**Exercise requirements:**
Restate all of the data exactly.
______________________________
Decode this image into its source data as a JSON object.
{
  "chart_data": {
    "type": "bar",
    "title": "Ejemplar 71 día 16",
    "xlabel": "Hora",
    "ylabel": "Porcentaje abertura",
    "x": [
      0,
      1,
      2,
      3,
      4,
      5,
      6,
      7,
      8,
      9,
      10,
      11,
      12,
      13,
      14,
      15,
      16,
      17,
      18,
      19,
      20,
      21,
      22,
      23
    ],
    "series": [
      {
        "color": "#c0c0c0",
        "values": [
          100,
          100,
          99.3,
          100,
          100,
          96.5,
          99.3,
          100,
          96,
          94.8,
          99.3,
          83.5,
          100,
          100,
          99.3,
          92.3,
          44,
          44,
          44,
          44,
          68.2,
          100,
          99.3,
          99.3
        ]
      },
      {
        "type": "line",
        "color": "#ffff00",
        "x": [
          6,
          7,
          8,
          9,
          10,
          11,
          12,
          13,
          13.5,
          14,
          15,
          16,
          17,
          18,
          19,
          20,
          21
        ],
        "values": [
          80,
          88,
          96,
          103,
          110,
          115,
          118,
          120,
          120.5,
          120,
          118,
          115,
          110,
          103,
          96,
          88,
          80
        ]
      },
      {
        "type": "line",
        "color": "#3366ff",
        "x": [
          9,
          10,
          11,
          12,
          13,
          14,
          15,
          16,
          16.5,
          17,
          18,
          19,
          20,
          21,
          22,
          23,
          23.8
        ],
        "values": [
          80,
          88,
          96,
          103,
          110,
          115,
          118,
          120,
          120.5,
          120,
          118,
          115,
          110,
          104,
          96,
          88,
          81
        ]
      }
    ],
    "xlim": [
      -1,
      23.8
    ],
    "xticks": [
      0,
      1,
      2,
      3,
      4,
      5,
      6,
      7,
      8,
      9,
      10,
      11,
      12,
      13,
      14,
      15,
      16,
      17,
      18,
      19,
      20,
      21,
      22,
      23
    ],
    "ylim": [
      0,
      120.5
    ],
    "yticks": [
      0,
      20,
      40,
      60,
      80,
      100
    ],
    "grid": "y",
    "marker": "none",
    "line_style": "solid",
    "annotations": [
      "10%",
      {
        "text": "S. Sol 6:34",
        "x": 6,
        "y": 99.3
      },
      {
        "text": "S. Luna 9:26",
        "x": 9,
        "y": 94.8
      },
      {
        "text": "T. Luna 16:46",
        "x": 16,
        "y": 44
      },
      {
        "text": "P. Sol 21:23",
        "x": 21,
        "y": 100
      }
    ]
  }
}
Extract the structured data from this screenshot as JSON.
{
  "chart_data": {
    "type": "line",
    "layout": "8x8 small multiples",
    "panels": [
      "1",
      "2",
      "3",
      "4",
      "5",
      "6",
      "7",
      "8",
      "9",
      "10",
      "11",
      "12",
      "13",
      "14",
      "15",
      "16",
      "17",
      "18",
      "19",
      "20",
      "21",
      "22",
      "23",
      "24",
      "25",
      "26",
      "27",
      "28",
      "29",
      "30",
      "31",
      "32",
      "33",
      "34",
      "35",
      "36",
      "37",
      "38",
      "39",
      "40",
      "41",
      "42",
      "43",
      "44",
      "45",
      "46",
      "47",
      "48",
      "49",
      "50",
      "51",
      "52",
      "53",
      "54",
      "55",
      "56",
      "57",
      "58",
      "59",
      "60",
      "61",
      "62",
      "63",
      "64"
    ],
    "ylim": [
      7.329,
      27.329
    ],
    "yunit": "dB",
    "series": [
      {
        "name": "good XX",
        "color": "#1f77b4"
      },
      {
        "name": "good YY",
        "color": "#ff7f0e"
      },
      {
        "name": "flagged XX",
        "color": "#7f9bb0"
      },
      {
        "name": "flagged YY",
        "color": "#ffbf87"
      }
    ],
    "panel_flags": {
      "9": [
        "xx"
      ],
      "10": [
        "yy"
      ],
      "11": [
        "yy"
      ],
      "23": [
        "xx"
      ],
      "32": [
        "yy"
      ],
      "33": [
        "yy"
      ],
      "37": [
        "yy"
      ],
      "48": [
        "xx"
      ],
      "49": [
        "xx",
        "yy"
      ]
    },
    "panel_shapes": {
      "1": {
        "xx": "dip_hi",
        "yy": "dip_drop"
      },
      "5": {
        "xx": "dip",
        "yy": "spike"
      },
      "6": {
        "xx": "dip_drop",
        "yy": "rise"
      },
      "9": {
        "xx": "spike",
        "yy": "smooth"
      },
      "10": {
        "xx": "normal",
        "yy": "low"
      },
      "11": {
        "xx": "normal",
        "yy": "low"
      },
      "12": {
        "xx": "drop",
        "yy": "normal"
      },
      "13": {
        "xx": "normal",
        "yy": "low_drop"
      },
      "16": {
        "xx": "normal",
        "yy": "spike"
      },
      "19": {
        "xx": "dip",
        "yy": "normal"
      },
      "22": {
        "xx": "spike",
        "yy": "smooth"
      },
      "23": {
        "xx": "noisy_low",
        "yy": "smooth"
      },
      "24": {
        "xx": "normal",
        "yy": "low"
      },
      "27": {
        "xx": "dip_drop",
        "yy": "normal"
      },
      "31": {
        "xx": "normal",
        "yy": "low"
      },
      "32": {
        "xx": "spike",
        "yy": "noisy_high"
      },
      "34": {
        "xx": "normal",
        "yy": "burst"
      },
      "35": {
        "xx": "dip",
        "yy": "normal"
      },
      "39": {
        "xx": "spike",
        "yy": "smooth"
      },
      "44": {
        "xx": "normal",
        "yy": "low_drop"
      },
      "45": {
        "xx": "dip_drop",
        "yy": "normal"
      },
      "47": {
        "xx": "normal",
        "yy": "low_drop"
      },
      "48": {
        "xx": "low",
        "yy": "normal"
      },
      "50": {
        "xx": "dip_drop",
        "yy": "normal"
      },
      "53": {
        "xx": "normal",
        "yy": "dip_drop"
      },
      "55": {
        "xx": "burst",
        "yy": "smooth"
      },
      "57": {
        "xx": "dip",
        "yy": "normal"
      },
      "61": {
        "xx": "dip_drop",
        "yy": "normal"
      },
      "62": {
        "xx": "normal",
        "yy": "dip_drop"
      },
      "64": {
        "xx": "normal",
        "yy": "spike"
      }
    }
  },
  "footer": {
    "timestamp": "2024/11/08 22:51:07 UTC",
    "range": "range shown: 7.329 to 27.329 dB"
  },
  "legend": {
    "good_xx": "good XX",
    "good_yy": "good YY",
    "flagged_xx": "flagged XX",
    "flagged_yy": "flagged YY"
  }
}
______________________________
**Task solution:**
Decode this image into its source data as a JSON object.
{
  "chart_data": {
    "type": "bar",
    "title": "Ejemplar 71 día 16",
    "xlabel": "Hora",
    "ylabel": "Porcentaje abertura",
    "x": [
      0,
      1,
      2,
      3,
      4,
      5,
      6,
      7,
      8,
      9,
      10,
      11,
      12,
      13,
      14,
      15,
      16,
      17,
      18,
      19,
      20,
      21,
      22,
      23
    ],
    "series": [
      {
        "color": "#c0c0c0",
        "values": [
          100,
          100,
          99.3,
          100,
          100,
          96.5,
          99.3,
          100,
          96,
          94.8,
          99.3,
          83.5,
          100,
          100,
          99.3,
          92.3,
          44,
          44,
          44,
          44,
          68.2,
          100,
          99.3,
          99.3
        ]
      },
      {
        "type": "line",
        "color": "#ffff00",
        "x": [
          6,
          7,
          8,
          9,
          10,
          11,
          12,
          13,
          13.5,
          14,
          15,
          16,
          17,
          18,
          19,
          20,
          21
        ],
        "values": [
          80,
          88,
          96,
          103,
          110,
          115,
          118,
          120,
          120.5,
          120,
          118,
          115,
          110,
          103,
          96,
          88,
          80
        ]
      },
      {
        "type": "line",
        "color": "#3366ff",
        "x": [
          9,
          10,
          11,
          12,
          13,
          14,
          15,
          16,
          16.5,
          17,
          18,
          19,
          20,
          21,
          22,
          23,
          23.8
        ],
        "values": [
          80,
          88,
          96,
          103,
          110,
          115,
          118,
          120,
          120.5,
          120,
          118,
          115,
          110,
          104,
          96,
          88,
          81
        ]
      }
    ],
    "xlim": [
      -1,
      23.8
    ],
    "xticks": [
      0,
      1,
      2,
      3,
      4,
      5,
      6,
      7,
      8,
      9,
      10,
      11,
      12,
      13,
      14,
      15,
      16,
      17,
      18,
      19,
      20,
      21,
      22,
      23
    ],
    "ylim": [
      0,
      120.5
    ],
    "yticks": [
      0,
      20,
      40,
      60,
      80,
      100
    ],
    "grid": "y",
    "marker": "none",
    "line_style": "solid",
    "annotations": [
      "10%",
      {
        "text": "S. Sol 6:34",
        "x": 6,
        "y": 99.3
      },
      {
        "text": "S. Luna 9:26",
        "x": 9,
        "y": 94.8
      },
      {
        "text": "T. Luna 16:46",
        "x": 16,
        "y": 44
      },
      {
        "text": "P. Sol 21:23",
        "x": 21,
        "y": 100
      }
    ]
  }
}
Extract the structured data from this screenshot as JSON.
{
  "chart_data": {
    "type": "line",
    "layout": "8x8 small multiples",
    "panels": [
      "1",
      "2",
      "3",
      "4",
      "5",
      "6",
      "7",
      "8",
      "9",
      "10",
      "11",
      "12",
      "13",
      "14",
      "15",
      "16",
      "17",
      "18",
      "19",
      "20",
      "21",
      "22",
      "23",
      "24",
      "25",
      "26",
      "27",
      "28",
      "29",
      "30",
      "31",
      "32",
      "33",
      "34",
      "35",
      "36",
      "37",
      "38",
      "39",
      "40",
      "41",
      "42",
      "43",
      "44",
      "45",
      "46",
      "47",
      "48",
      "49",
      "50",
      "51",
      "52",
      "53",
      "54",
      "55",
      "56",
      "57",
      "58",
      "59",
      "60",
      "61",
      "62",
      "63",
      "64"
    ],
    "ylim": [
      7.329,
      27.329
    ],
    "yunit": "dB",
    "series": [
      {
        "name": "good XX",
        "color": "#1f77b4"
      },
      {
        "name": "good YY",
        "color": "#ff7f0e"
      },
      {
        "name": "flagged XX",
        "color": "#7f9bb0"
      },
      {
        "name": "flagged YY",
        "color": "#ffbf87"
      }
    ],
    "panel_flags": {
      "9": [
        "xx"
      ],
      "10": [
        "yy"
      ],
      "11": [
        "yy"
      ],
      "23": [
        "xx"
      ],
      "32": [
        "yy"
      ],
      "33": [
        "yy"
      ],
      "37": [
        "yy"
      ],
      "48": [
        "xx"
      ],
      "49": [
        "xx",
        "yy"
      ]
    },
    "panel_shapes": {
      "1": {
        "xx": "dip_hi",
        "yy": "dip_drop"
      },
      "5": {
        "xx": "dip",
        "yy": "spike"
      },
      "6": {
        "xx": "dip_drop",
        "yy": "rise"
      },
      "9": {
        "xx": "spike",
        "yy": "smooth"
      },
      "10": {
        "xx": "normal",
        "yy": "low"
      },
      "11": {
        "xx": "normal",
        "yy": "low"
      },
      "12": {
        "xx": "drop",
        "yy": "normal"
      },
      "13": {
        "xx": "normal",
        "yy": "low_drop"
      },
      "16": {
        "xx": "normal",
        "yy": "spike"
      },
      "19": {
        "xx": "dip",
        "yy": "normal"
      },
      "22": {
        "xx": "spike",
        "yy": "smooth"
      },
      "23": {
        "xx": "noisy_low",
        "yy": "smooth"
      },
      "24": {
        "xx": "normal",
        "yy": "low"
      },
      "27": {
        "xx": "dip_drop",
        "yy": "normal"
      },
      "31": {
        "xx": "normal",
        "yy": "low"
      },
      "32": {
        "xx": "spike",
        "yy": "noisy_high"
      },
      "34": {
        "xx": "normal",
        "yy": "burst"
      },
      "35": {
        "xx": "dip",
        "yy": "normal"
      },
      "39": {
        "xx": "spike",
        "yy": "smooth"
      },
      "44": {
        "xx": "normal",
        "yy": "low_drop"
      },
      "45": {
        "xx": "dip_drop",
        "yy": "normal"
      },
      "47": {
        "xx": "normal",
        "yy": "low_drop"
      },
      "48": {
        "xx": "low",
        "yy": "normal"
      },
      "50": {
        "xx": "dip_drop",
        "yy": "normal"
      },
      "53": {
        "xx": "normal",
        "yy": "dip_drop"
      },
      "55": {
        "xx": "burst",
        "yy": "smooth"
      },
      "57": {
        "xx": "dip",
        "yy": "normal"
      },
      "61": {
        "xx": "dip_drop",
        "yy": "normal"
      },
      "62": {
        "xx": "normal",
        "yy": "dip_drop"
      },
      "64": {
        "xx": "normal",
        "yy": "spike"
      }
    }
  },
  "footer": {
    "timestamp": "2024/11/08 22:51:07 UTC",
    "range": "range shown: 7.329 to 27.329 dB"
  },
  "legend": {
    "good_xx": "good XX",
    "good_yy": "good YY",
    "flagged_xx": "flagged XX",
    "flagged_yy": "flagged YY"
  }
}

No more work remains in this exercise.